Saved entries
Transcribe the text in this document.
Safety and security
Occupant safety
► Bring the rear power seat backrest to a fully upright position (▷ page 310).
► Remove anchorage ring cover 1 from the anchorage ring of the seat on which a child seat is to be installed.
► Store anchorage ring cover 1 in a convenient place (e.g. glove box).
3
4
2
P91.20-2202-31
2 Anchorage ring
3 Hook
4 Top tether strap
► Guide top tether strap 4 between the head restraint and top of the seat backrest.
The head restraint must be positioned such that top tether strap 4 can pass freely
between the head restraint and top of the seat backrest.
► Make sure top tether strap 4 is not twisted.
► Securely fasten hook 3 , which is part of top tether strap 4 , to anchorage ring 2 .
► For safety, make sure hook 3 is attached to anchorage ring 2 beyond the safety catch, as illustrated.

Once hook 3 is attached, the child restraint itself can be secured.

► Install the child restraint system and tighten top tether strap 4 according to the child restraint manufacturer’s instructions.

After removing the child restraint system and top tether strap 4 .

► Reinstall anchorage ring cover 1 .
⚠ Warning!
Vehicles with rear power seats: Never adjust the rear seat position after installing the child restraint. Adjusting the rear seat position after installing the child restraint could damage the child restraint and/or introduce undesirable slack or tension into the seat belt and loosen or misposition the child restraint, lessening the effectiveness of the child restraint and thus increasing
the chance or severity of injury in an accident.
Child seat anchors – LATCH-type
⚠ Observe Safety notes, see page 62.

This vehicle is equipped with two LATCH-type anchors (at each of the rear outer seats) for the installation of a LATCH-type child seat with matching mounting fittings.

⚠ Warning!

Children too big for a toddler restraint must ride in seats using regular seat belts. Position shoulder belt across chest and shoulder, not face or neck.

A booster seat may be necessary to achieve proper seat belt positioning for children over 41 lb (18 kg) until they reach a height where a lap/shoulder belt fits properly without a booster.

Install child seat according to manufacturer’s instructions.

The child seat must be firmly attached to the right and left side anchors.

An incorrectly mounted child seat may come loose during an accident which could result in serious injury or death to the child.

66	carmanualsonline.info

# TASK OBJECTIVE
Count all lines of the data that include "page". The answer is the number alone.

# RESULT FOR THIS EXERCISE
2